(EXERCISE) Output the entries below exactly as written, omitting pictures.

(PROVIDED DATA)
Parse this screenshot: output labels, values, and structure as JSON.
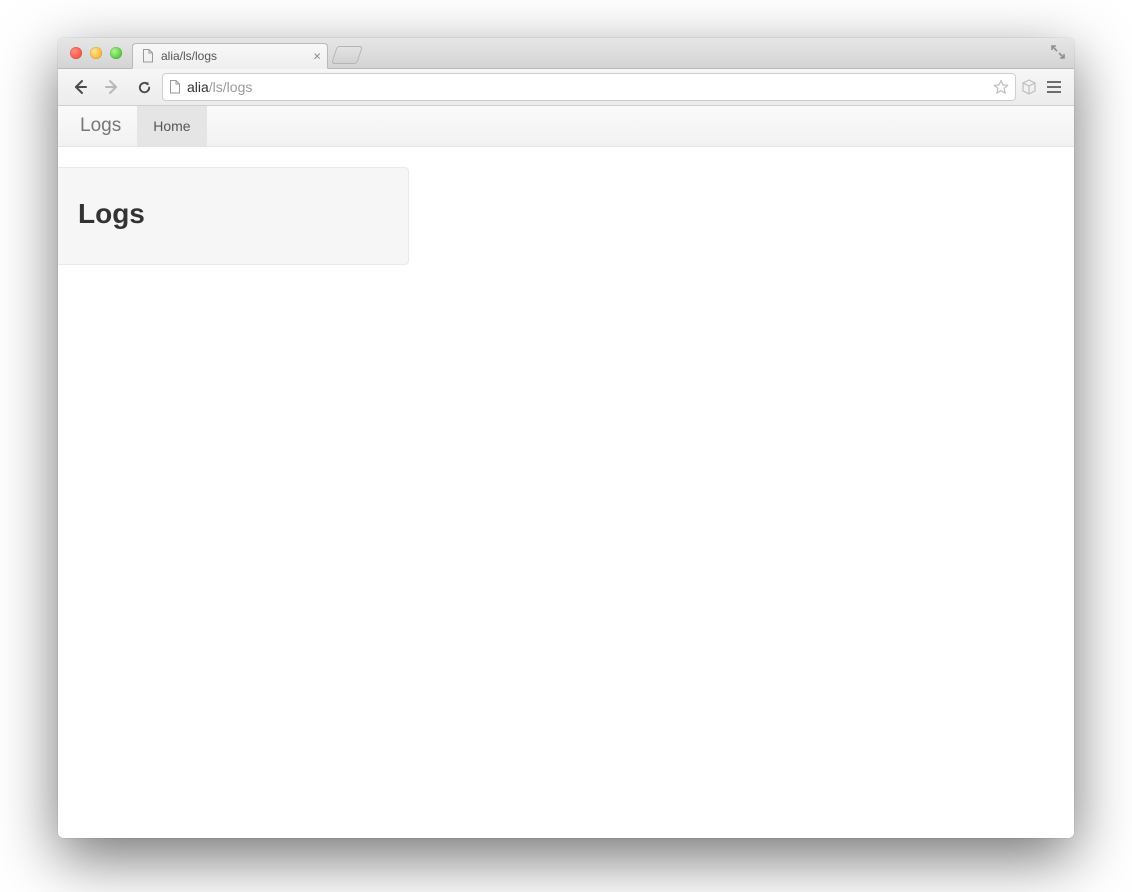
{
  "browser": {
    "tab_title": "alia/ls/logs",
    "url_host": "alia",
    "url_path": "/ls/logs"
  },
  "navbar": {
    "brand": "Logs",
    "items": [
      {
        "label": "Home",
        "active": true
      }
    ]
  },
  "card": {
    "title": "Logs"
  }
}
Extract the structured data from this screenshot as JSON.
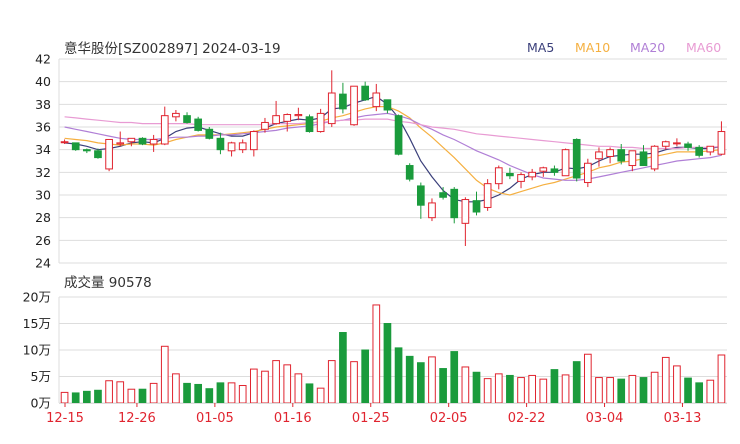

(WRITTEN ANSWER)
Parse this screenshot: output labels, values, and structure as JSON.
{
  "browser": {
    "tab_title": "alia/ls/logs",
    "url_host": "alia",
    "url_path": "/ls/logs"
  },
  "navbar": {
    "brand": "Logs",
    "items": [
      {
        "label": "Home",
        "active": true
      }
    ]
  },
  "card": {
    "title": "Logs"
  }
}
Extract the structured data from this screenshot as JSON.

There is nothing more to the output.